### Recorded data

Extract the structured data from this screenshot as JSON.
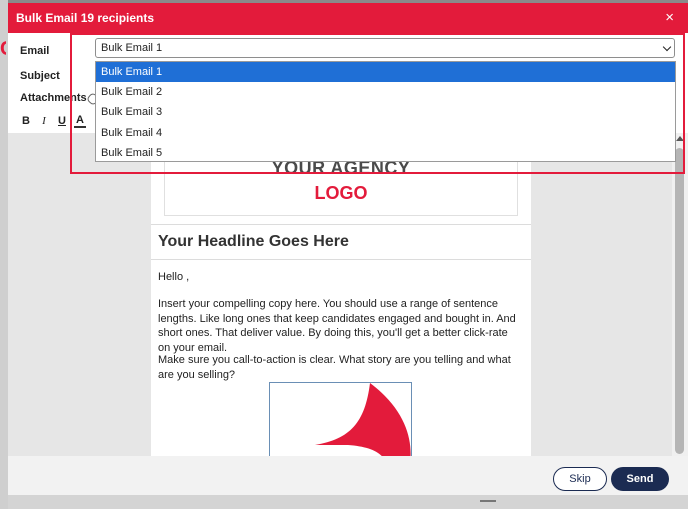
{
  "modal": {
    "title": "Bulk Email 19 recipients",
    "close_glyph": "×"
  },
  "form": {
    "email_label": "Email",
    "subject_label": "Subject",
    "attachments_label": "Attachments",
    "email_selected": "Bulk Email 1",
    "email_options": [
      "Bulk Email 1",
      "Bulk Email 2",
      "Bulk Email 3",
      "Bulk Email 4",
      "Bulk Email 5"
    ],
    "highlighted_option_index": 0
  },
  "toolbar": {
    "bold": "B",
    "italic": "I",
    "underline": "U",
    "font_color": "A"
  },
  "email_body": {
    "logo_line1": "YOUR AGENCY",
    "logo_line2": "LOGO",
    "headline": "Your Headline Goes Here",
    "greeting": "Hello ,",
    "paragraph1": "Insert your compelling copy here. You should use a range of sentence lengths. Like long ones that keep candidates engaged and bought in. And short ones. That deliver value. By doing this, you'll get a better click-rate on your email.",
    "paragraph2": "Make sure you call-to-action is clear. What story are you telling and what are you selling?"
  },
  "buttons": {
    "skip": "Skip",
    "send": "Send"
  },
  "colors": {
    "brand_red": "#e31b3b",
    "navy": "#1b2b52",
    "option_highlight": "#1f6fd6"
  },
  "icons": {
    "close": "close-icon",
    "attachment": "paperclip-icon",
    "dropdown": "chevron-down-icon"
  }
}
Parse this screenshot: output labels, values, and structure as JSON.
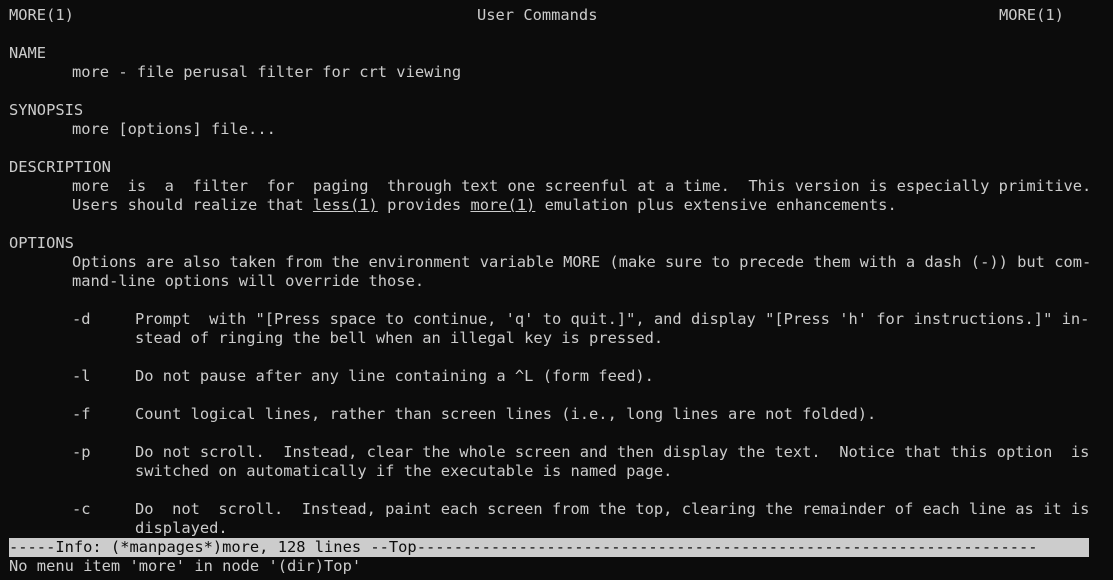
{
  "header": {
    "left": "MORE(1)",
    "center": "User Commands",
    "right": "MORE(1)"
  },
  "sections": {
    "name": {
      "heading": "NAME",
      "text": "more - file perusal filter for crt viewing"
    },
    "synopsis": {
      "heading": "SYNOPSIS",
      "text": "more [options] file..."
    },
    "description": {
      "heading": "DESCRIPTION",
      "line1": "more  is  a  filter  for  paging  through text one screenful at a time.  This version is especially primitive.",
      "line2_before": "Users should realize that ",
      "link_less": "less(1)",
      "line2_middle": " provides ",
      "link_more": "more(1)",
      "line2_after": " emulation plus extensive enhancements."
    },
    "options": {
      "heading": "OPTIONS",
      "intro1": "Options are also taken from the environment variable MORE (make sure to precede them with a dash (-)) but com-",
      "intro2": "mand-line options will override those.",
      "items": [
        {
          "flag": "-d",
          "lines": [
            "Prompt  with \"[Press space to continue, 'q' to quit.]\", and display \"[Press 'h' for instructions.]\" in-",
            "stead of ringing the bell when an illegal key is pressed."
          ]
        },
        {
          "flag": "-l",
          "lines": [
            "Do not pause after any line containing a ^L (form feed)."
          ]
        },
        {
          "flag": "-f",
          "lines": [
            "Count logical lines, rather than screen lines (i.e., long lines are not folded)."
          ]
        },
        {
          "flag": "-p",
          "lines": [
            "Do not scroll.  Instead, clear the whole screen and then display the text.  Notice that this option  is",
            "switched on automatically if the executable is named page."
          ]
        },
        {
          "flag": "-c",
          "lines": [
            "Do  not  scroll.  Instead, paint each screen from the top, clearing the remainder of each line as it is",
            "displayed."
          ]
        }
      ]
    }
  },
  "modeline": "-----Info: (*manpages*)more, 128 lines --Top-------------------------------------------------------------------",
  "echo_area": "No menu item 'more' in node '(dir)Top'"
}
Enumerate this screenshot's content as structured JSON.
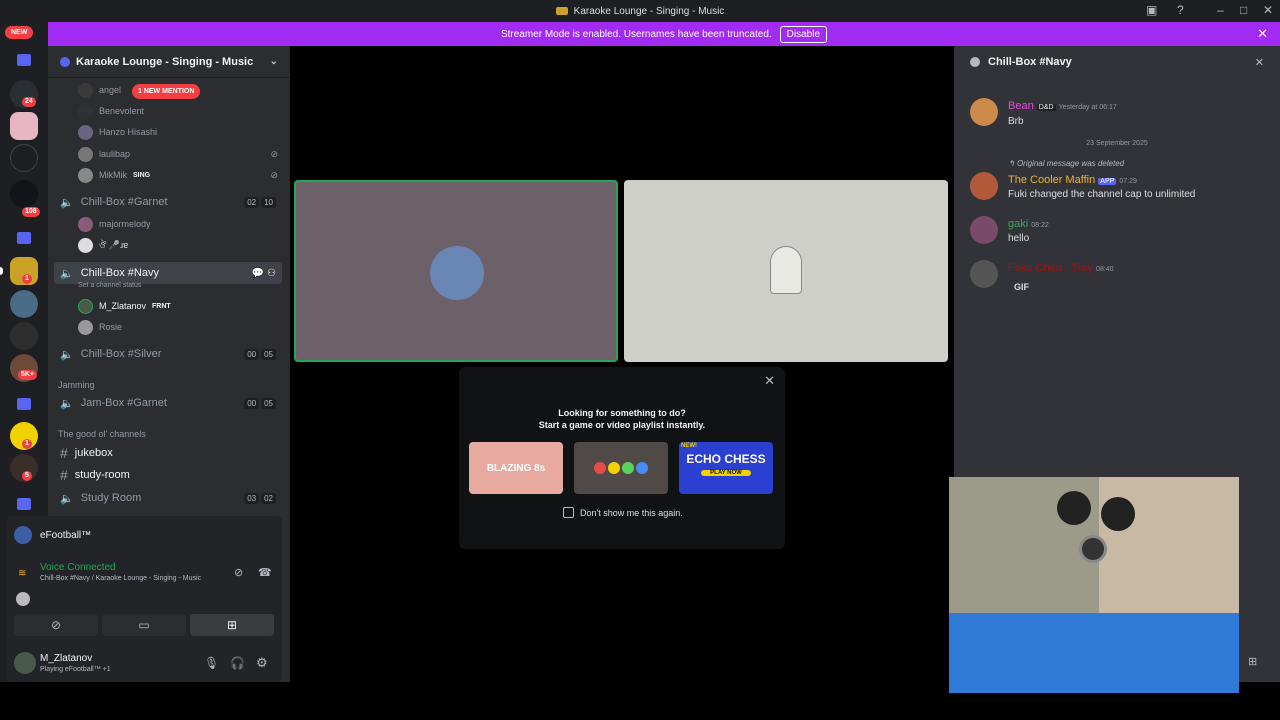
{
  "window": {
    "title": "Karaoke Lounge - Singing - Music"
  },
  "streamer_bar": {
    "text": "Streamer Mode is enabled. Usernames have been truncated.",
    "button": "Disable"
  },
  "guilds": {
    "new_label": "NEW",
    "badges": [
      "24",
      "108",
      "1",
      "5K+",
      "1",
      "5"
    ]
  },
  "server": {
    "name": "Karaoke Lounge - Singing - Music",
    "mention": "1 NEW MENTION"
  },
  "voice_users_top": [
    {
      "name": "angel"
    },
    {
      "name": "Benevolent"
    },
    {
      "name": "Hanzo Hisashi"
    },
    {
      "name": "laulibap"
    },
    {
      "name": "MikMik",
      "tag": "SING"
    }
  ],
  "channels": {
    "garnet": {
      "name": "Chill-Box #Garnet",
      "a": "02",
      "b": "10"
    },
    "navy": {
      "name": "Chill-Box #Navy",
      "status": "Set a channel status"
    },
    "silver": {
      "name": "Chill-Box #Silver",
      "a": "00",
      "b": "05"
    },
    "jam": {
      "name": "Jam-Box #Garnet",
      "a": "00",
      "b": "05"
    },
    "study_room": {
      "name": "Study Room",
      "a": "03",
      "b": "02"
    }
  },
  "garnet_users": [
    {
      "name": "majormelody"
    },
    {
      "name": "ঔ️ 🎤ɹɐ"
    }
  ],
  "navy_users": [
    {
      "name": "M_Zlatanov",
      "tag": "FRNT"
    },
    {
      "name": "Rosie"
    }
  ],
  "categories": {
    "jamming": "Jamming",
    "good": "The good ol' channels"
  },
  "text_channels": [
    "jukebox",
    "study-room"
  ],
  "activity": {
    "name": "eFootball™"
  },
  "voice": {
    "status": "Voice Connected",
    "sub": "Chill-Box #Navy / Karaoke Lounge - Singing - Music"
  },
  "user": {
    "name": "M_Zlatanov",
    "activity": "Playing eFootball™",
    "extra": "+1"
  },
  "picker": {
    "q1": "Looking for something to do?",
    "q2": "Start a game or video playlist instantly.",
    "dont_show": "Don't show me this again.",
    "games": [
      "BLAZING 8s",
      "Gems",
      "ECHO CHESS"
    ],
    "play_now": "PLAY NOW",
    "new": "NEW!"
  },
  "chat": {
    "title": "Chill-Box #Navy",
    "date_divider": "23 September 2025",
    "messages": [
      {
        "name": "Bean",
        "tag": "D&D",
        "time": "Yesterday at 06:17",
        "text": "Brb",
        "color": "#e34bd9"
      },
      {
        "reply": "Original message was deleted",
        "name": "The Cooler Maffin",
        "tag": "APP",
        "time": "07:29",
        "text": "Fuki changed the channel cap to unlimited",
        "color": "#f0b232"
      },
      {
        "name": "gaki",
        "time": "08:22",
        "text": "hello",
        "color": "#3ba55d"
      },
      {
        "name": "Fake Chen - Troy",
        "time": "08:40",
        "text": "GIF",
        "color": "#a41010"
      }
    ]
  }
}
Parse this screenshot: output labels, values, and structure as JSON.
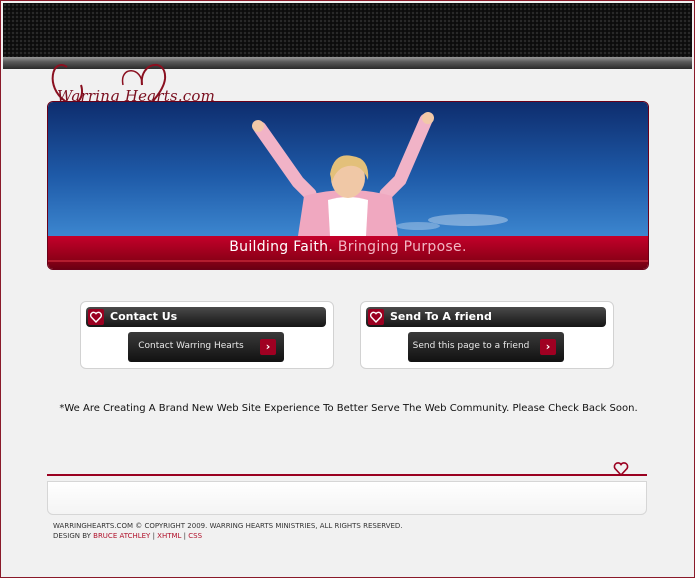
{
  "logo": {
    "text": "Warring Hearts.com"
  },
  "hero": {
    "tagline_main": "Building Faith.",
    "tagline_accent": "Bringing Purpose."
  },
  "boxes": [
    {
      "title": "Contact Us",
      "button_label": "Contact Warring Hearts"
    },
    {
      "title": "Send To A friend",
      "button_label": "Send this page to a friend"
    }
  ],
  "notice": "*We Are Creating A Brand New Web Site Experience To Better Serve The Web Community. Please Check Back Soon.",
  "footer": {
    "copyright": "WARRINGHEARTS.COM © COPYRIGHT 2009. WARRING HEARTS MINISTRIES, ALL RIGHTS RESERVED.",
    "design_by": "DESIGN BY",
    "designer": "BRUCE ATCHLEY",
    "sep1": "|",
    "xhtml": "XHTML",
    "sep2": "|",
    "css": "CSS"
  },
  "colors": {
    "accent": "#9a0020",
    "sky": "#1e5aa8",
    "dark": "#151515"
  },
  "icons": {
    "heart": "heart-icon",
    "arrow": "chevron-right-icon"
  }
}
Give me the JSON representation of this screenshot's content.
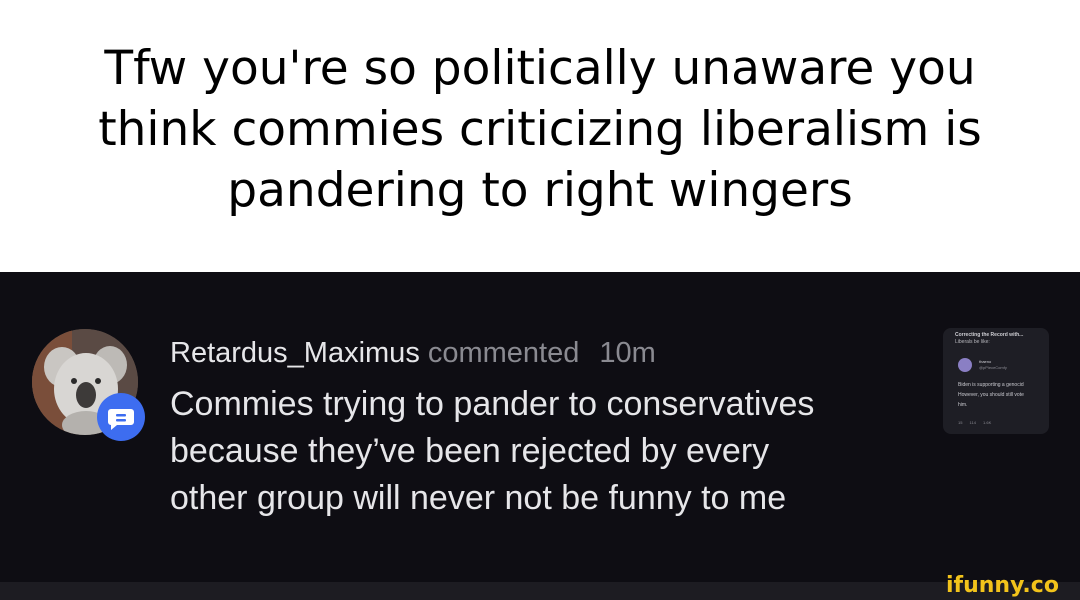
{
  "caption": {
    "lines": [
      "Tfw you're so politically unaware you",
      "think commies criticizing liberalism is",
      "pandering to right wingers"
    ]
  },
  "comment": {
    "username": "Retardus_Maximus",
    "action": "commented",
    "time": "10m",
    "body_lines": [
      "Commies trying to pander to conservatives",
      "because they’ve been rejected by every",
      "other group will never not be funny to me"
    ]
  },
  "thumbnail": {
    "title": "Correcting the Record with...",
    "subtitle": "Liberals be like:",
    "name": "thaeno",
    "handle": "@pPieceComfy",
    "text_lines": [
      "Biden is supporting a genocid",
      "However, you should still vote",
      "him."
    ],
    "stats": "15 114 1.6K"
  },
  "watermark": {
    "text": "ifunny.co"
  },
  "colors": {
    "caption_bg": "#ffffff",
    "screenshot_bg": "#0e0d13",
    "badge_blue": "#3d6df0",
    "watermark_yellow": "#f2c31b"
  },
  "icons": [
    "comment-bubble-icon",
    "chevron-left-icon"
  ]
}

### What the exercise asks
Pull out each line of the records holding the string "Karaoke".

### Finished task
    "title": "Karaoke Lounge - Singing - Music"
    "name": "Karaoke Lounge - Singing - Music",
    "sub": "Chill-Box #Navy / Karaoke Lounge - Singing - Music"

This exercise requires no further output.